• GIVEN TASK: Pick up this article on buying a second home where it stops, and keep writing it.

• TEXT PASSAGE:
◆ ◆ ◆ ◆ ◆ ◆ ◆

What you Should Know Before You Buy
By Alan Morgan
Real estate
prices continue to skyrocket.
You’ve seen it happen all around you
and although you have no desire to
sell your home you keep wondering,
“Should I get in on this?” Perhaps
you’ve considered buying a second
home for vacations such as at the
beach. To help cover the expenses,
you will rent it out part of the
time. You figure, that will make it
more affordable and you could make a
bundle on the appreciation!
Tempting as this scenario may sound,
before you jump in, you need to
take into consideration several
facts about buying a second home.
1.
Define Your Goals
Do you want a rental property or do
you plan to truly use it as a second
home for personal use? Your goal will help
determine if you need to have an
annual positive cash flow, or if you
can take on the expense of the home
in exchange for the personal
benefits it provides such as a place
to vacation.
2. Estimate
the Expenses
Do the math to determine an accurate
estimate of your total monthly and
annual expenses associated with the
second home. If you plan on renting
it out, come up with an estimate of
the annual revenue you could expect.
When estimating expenses, include
the following:
·
Payments: If you have a
mortgage, include the monthly
mortgage payment plus insurance and
property taxes.
·
Condo or homeowners association
fees: These can total more than
you think, especially for
condominiums and even for
single-family homes within a country
club, waterfront, gated or pool
community. I’ve seen condo fees run
from a low of just under $200 per
month to as high as over $500 per
month for more luxurious
properties.
·
Potential special assessments:
This applies to condos and
neighborhoods that have a homeowners
association. Typically, the HOA
must reveal to you at the time of
purchase any known upcoming special
assessments, but after that you’re
on your own. Older condominiums
often have special assessments to
replace anything considered common
elements, such as roofs, exteriors
of any of the buildings or other
structures located on the property,
elevators, and resurface parking
lots. Properties in potential
hazard areas (think hurricanes,
tornados, wind, flood, etc.) have a
propensity to have special
assessments. A
special assessment can devastate
your finances as they can amount to
thousands of dollars per homeowner
and, often times, the homeowner is
legally required to pay the amount
immediately upon notice of
assessment. I owned a property
where I learned post-purchase the HOA typically had an annual
assessment of a few thousand
dollars, and it wasn't even due to any special
circumstances!

◆ ◆ ◆ ◆ ◆ ◆ ◆

• SUPPLIED MATERIAL:
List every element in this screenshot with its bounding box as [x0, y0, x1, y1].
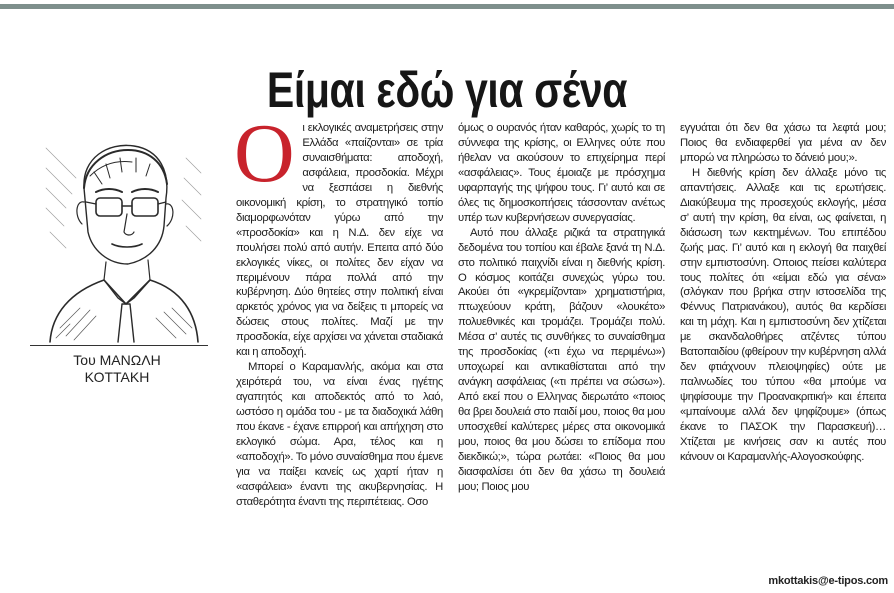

◆ ◆ ◆ ◆ ◆ ◆ ◆

• WRITTEN REPLY:
·
Liability insurance: If you
plan on renting the property, you
must protect yourself with liability
insurance.
·
Maintenance costs: Anticipate
a higher maintenance cost that
expected, especially if you rent out
the property. Also keep in mind, f
you don’t live near the property,
handling repairs yourself become
more difficult if not impossible.
This means you will likely need to
contract work out.
·
Utilities: These include
electricity, cable TV. telephone and water. You have to pay these
whether or not you rent the property
so include them in your estimate.
·
Net income: If you rent out
your property, keep in mind your
rental income fall short of your
expenses. Ask the prior owner or
management company to show you the
rental income statements for your
specific property for the prior 12
months.
·
Rental fees and commissions:
You will want to hire a management
company to take care of the business
of renting out your property. The
company who handles your property
will charge management fees and/or
commissions. Rental commissions can
range from 10% to 50% of the rental
income. If you use one of these
management companies, you will need
to go through the company to reserve
your property for the days you
desire.
·
Real estate taxes: Keep in
mind that with strong property value
appreciation in many markets, your
real estate taxes will be
considerably higher than what the
prior homeowner paid. Find out what
the tax rates and apply that to your
purchase price. Also keep in mind,
second homes do not qualify for
homestead rebates that many states
offer homeowners on their primary
residence.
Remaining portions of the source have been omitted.